Collected data:
· · ·

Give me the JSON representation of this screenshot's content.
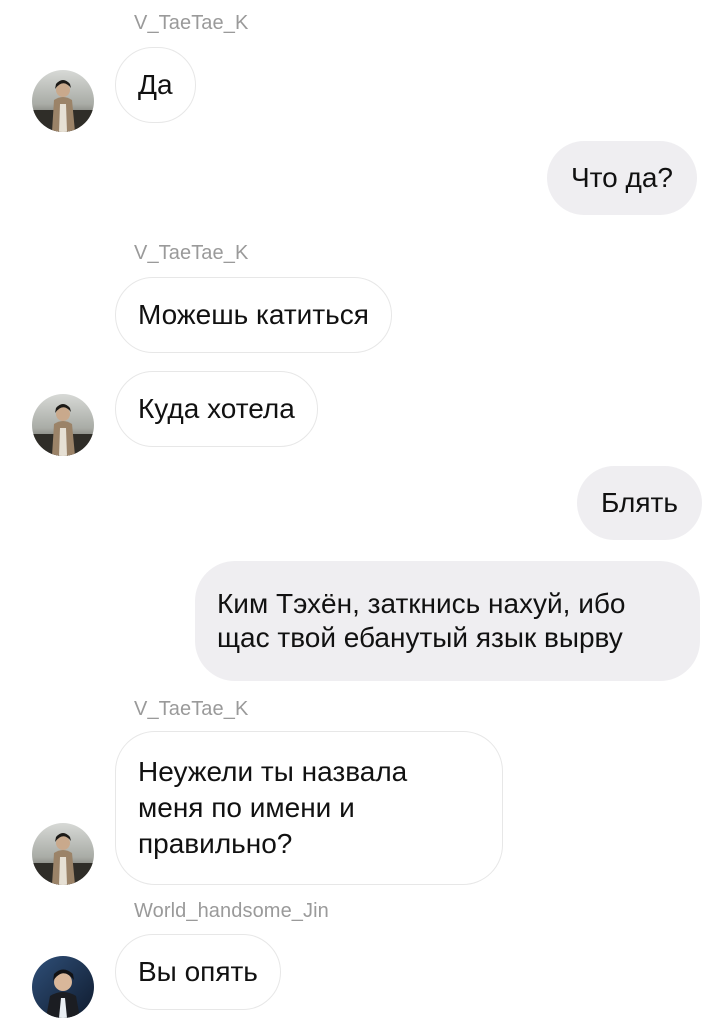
{
  "messages": [
    {
      "id": "m1",
      "sender": "V_TaeTae_K",
      "text": "Да"
    },
    {
      "id": "m2",
      "text": "Что да?"
    },
    {
      "id": "m3",
      "sender": "V_TaeTae_K",
      "text": "Можешь катиться"
    },
    {
      "id": "m4",
      "text": "Куда хотела"
    },
    {
      "id": "m5",
      "text": "Блять"
    },
    {
      "id": "m6",
      "lines": [
        "Ким Тэхён, заткнись нахуй, ибо",
        "щас твой ебанутый язык вырву"
      ]
    },
    {
      "id": "m7",
      "sender": "V_TaeTae_K",
      "lines": [
        "Неужели ты назвала",
        "меня по имени и",
        "правильно?"
      ]
    },
    {
      "id": "m8",
      "sender": "World_handsome_Jin",
      "text": "Вы опять"
    }
  ],
  "avatars": {
    "v": "avatar-v-taetae-k",
    "jin": "avatar-world-handsome-jin"
  },
  "colors": {
    "incoming_bubble": "#ffffff",
    "incoming_border": "#e7e7e7",
    "outgoing_bubble": "#efeef1",
    "sender_name": "#9a9a9a",
    "message_text": "#111111"
  }
}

· · ·

Directive
Leave out the pictures and return every record word for word.

Output for this task
Give me the JSON representation of this screenshot's content.
{
  "messages": [
    {
      "id": "m1",
      "sender": "V_TaeTae_K",
      "text": "Да"
    },
    {
      "id": "m2",
      "text": "Что да?"
    },
    {
      "id": "m3",
      "sender": "V_TaeTae_K",
      "text": "Можешь катиться"
    },
    {
      "id": "m4",
      "text": "Куда хотела"
    },
    {
      "id": "m5",
      "text": "Блять"
    },
    {
      "id": "m6",
      "lines": [
        "Ким Тэхён, заткнись нахуй, ибо",
        "щас твой ебанутый язык вырву"
      ]
    },
    {
      "id": "m7",
      "sender": "V_TaeTae_K",
      "lines": [
        "Неужели ты назвала",
        "меня по имени и",
        "правильно?"
      ]
    },
    {
      "id": "m8",
      "sender": "World_handsome_Jin",
      "text": "Вы опять"
    }
  ],
  "avatars": {
    "v": "avatar-v-taetae-k",
    "jin": "avatar-world-handsome-jin"
  },
  "colors": {
    "incoming_bubble": "#ffffff",
    "incoming_border": "#e7e7e7",
    "outgoing_bubble": "#efeef1",
    "sender_name": "#9a9a9a",
    "message_text": "#111111"
  }
}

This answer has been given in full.